[Start of Dataset]
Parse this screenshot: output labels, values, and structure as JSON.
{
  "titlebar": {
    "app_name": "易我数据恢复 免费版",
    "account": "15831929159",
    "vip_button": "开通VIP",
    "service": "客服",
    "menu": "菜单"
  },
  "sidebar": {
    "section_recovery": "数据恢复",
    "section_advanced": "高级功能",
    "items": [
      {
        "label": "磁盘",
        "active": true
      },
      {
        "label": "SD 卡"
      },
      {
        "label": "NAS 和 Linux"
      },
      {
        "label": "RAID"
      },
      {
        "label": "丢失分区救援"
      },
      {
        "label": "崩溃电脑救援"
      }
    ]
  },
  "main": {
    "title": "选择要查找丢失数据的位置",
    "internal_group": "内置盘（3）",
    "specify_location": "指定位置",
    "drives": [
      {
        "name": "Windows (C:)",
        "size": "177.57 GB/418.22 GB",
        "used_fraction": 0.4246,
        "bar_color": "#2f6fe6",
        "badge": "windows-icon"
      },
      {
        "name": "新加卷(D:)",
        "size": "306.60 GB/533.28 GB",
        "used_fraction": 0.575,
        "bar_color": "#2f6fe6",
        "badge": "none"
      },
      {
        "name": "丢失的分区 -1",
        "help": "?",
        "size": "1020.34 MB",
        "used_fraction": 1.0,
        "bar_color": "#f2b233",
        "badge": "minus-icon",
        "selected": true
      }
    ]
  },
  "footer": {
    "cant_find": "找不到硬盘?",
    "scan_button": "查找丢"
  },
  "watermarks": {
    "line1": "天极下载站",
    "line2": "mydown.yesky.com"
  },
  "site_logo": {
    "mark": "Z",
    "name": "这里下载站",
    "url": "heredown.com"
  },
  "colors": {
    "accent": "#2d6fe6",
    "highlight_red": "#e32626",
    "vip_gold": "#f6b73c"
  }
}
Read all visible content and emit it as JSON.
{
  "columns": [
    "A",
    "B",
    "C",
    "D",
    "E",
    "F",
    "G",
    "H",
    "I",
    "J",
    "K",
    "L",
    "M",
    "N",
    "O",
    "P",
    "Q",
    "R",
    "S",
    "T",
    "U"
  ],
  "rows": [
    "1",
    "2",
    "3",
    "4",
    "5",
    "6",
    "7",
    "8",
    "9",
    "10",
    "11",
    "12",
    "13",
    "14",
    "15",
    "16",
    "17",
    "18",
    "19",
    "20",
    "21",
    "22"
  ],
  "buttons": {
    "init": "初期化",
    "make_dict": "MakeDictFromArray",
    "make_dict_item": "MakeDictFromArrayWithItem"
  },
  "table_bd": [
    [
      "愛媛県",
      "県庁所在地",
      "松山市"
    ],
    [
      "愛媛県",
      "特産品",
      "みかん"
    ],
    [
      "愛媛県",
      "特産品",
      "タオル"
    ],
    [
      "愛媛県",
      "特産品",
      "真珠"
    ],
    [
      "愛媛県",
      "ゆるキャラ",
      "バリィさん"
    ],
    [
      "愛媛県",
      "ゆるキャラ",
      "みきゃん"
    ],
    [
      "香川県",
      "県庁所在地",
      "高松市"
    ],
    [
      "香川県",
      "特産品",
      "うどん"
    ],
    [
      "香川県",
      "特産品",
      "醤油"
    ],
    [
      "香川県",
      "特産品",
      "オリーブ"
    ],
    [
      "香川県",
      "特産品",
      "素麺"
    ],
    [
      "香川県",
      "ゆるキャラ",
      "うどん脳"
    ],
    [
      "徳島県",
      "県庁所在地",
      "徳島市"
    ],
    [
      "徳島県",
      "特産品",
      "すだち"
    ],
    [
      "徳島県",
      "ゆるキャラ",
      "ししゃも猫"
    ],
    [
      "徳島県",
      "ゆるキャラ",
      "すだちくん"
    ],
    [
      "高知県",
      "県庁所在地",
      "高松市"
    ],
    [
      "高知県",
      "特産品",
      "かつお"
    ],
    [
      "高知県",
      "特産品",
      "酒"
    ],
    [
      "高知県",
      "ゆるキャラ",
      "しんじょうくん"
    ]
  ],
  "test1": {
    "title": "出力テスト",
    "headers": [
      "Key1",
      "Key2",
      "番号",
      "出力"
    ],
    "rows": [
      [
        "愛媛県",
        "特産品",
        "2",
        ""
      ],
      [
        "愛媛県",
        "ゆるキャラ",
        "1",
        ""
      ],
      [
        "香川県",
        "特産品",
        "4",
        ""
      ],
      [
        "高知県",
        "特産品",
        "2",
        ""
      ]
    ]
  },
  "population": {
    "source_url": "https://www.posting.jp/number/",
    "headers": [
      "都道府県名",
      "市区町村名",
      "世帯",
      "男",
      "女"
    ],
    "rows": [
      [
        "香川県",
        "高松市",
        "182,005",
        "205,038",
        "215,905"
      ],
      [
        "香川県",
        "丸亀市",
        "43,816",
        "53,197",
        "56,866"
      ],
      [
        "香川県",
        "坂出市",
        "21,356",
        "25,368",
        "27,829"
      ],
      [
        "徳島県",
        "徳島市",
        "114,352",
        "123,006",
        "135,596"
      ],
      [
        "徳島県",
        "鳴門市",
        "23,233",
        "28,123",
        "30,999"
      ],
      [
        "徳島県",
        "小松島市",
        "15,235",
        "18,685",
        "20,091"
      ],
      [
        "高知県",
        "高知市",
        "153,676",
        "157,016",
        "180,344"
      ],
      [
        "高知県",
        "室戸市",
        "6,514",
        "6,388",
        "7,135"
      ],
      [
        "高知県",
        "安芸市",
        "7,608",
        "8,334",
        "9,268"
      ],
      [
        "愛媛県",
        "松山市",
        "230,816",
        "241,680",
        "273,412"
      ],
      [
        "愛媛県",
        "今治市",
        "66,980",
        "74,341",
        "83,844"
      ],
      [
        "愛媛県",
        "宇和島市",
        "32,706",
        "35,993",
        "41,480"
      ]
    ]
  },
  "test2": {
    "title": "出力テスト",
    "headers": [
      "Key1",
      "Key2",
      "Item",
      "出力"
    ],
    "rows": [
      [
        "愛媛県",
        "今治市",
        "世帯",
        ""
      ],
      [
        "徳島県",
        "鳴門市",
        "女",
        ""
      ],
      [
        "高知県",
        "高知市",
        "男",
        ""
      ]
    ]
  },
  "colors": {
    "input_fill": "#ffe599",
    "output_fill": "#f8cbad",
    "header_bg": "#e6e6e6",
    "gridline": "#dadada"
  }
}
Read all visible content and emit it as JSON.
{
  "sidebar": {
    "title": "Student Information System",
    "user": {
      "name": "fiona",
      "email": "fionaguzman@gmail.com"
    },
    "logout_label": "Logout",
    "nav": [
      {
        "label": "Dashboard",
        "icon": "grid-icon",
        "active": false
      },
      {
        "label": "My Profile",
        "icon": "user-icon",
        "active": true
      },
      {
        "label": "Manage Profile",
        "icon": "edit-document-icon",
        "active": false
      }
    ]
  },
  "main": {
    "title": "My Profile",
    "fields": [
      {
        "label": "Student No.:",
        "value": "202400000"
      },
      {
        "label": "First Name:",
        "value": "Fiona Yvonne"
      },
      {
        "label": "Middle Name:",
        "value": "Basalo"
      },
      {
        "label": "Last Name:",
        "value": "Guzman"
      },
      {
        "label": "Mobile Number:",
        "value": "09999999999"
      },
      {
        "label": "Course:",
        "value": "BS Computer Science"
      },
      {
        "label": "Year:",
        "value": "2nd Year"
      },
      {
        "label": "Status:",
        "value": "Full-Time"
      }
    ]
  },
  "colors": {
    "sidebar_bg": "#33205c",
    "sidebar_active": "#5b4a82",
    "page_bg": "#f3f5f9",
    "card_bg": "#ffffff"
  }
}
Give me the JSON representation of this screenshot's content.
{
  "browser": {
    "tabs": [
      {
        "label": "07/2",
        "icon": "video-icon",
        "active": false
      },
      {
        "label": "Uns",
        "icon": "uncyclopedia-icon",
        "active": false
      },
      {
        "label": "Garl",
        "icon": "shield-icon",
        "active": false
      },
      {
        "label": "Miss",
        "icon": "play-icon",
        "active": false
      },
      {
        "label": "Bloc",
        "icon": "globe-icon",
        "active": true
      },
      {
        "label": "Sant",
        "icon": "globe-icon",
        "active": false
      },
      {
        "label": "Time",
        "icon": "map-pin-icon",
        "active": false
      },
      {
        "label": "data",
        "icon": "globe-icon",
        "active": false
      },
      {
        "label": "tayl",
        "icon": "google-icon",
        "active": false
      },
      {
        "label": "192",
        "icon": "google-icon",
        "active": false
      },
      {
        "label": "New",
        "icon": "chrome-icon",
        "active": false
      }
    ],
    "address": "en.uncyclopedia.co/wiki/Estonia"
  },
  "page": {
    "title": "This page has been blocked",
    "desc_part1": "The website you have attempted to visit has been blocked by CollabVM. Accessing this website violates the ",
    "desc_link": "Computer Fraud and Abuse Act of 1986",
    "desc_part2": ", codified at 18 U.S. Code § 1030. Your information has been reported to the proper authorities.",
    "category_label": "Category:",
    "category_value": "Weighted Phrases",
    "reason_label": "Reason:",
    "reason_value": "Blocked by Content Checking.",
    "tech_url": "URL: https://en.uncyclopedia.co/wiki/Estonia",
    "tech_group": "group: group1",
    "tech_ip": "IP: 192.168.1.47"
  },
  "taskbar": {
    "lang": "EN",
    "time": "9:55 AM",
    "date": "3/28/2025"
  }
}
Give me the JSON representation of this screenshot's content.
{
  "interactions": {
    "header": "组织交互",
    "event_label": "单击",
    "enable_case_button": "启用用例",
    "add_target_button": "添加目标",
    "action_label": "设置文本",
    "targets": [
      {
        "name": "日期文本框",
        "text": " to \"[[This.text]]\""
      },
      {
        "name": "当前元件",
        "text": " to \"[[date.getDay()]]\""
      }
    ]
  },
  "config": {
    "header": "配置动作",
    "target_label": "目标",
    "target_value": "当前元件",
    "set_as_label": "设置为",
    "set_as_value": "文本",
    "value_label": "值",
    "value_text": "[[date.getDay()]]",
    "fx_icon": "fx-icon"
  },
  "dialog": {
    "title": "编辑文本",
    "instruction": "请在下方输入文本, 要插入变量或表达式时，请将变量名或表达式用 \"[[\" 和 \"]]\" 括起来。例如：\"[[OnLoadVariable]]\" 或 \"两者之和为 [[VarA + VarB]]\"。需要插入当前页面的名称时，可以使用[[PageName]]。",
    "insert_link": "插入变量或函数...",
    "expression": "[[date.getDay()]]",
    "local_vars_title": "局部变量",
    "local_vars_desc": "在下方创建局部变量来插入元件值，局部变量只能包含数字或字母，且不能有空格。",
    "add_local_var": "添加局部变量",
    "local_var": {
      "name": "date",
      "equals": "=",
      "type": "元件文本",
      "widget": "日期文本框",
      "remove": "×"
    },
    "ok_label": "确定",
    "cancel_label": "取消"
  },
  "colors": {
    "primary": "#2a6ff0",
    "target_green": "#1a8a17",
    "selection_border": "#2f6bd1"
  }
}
[End of Dataset]
→ **What you need to do**: Return only the count of lines in the records that hold the word "Student".

→ **Finished task**: 2